# [EXTRAIT À LIRE]
++++++++++++++++++++

2008 – Michel Caillat

.

Le sport n’est pas un jeu neutre et innocent

    Ignoré ou méprisé par la majorité des militants, le sport, « fait social total », joue pourtant des fonctions politiques, idéologiques et économiques très importantes.

    Le sport est le seul domaine du social qui fait totalement consensus. Alors qu’il mobilise des millions de personnes, les militants ne l’analysent pas et glissent sur cette institution de façon invraisemblable. Du côté politique, tous les programmes de la gauche à la droite ont des discours identiques sur le sport : on le sacralise parce qu’il est populaire. L’aveuglement dans les médias est similaire. Les exemples abondent. Des articles rédigés dès 2001 pour dénoncer la désignation de Pékin comme ville d’accueil des Jeux Olympiques n’ont eu aucune retombée. Le (Paris) Dakar suscite de moins en moins de réactions même quand sa direction ose, pour des raisons politico-commerciales, le transfert de l’épreuve en Amérique du Sud en gardant le nom de la capitale sénégalaise ! Dans tous les cas, l’indifférence est totale.

    Le premier problème est celui de la définition du sport. On le onsidère d’emblée comme positif alors qu’il n’est pas un jeu ; l’effort, le rendement, le record, « la liberté de l’excès » (Pierre de Coubertin) constituent son essence. Le sport est une activité organisée, de compétition, avec des règlements et dont la logique est bien éloignée du jeu. Il est une activité physique d’un type particulier et toute activité physique n’est pas du sport. Ce dernier est né dans la deuxième moitié du 19ème siècle et s’institutionnalise avec l’émergence des fédérations à partir des années 1860-1870.

    Le second problème est de réduire l’analyse du sport aux résultats sans dévoiler ses fonctions. Le sport est un « fait social total » c’est-à-dire aux implications multiples. Ses implications sont d’abord politiques : des Jeux de Berlin en 1936 aux Jeux de Pékin de 2008, les droits des sportifs passent avant les droits de l’Homme et le sport sert toujours la stratégie du pouvoir en place. Il est du côté de l’ordre établi et de la logique imposée – la concurrence généralisée – sans proposer d’alternative (il n’y a pas comme en musique ou en peinture de courants différents en sport).

++++++++++++++++++++

Extrait du jeu de données
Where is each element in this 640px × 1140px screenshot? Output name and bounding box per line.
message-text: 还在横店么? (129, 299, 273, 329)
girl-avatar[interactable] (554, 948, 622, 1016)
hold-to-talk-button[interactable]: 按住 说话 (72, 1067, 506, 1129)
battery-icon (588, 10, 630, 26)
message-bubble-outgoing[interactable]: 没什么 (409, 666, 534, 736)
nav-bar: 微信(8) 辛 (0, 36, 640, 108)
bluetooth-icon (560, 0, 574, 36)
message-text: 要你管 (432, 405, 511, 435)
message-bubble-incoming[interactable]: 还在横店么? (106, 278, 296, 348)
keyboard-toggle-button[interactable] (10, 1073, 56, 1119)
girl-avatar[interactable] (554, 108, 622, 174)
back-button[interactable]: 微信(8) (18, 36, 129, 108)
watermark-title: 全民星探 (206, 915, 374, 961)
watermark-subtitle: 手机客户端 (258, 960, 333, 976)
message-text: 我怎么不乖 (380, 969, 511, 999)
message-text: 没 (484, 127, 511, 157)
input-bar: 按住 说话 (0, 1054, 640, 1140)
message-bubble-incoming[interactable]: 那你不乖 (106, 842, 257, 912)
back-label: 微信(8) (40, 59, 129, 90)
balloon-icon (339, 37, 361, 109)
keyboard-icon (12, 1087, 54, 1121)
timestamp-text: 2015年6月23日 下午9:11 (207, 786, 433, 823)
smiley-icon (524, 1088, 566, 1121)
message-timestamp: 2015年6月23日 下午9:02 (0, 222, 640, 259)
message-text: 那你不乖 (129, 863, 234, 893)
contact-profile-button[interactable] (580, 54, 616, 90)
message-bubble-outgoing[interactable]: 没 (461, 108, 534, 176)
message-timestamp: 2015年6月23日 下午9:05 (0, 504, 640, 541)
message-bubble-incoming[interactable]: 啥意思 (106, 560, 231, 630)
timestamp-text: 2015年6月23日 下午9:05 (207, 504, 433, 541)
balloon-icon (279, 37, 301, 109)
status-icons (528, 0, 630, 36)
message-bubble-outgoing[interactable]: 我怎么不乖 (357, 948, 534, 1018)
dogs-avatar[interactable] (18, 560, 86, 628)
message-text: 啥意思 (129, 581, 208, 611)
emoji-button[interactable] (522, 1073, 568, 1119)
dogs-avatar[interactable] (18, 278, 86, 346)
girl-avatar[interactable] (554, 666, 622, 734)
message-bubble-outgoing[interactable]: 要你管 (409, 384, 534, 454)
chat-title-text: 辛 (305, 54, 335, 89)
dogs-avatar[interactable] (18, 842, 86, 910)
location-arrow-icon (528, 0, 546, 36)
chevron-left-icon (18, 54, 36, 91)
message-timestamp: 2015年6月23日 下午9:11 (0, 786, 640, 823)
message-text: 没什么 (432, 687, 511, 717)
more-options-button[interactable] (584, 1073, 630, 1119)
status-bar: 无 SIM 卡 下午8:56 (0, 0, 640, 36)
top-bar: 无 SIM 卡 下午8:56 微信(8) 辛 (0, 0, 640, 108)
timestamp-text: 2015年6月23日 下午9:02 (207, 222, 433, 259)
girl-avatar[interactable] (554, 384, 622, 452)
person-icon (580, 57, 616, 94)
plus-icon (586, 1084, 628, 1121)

++++++++++++++++++++

# [ACTIONS À RÉALISER]
• A. Relevez toutes les villes nommées dans l'extrait sur le sport.
• B. Poursuivez le texte sur le sport à partir de sa dernière phrase.

# [RÉPONSES SUCCESSIVES]
• A.
Pékin
Paris
Dakar
Berlin

• B.
    Ensuite, ses implications sont idéologiques. Le sport est une incorporation de valeurs. Inondée par les informations sportives sur les ondes, les chaînes et dans les journaux, la conscience des acteurs sociaux est saturée. Souvenez-vous de l’hystérie collective de l’été 1998 : à l’heure où politiques et grands médias célébraient l’effet Coupe du Monde, la fin du racisme et le déclin de l’extrême droite, il était impossible de faire entendre des analyses discordantes pressentant le 21 avril 2002.

    Le sport reflète le fondement des rapports de production capitalistes ainsi que leurs principes structurels de fonctionnement. A travers lui, l’idéologie dominante est perpétuellement et sournoisement distillée à haute dose : individualisme, apologie de la compétition, du rendement et du dépassement de soi, mythe du surhomme et de la croissance ininterrompue des performances. Le sport illustre parfaitement la croyance au progrès sans fin : demain sera « meilleur » qu’aujourd’hui. Dans le monde des records perpétuels, il n’y a pas de décroissance possible. Croître encore et toujours sont les maîtres mots de l’univers sportif qui loin de servir d’exemple devrait constituer un contre-modèle.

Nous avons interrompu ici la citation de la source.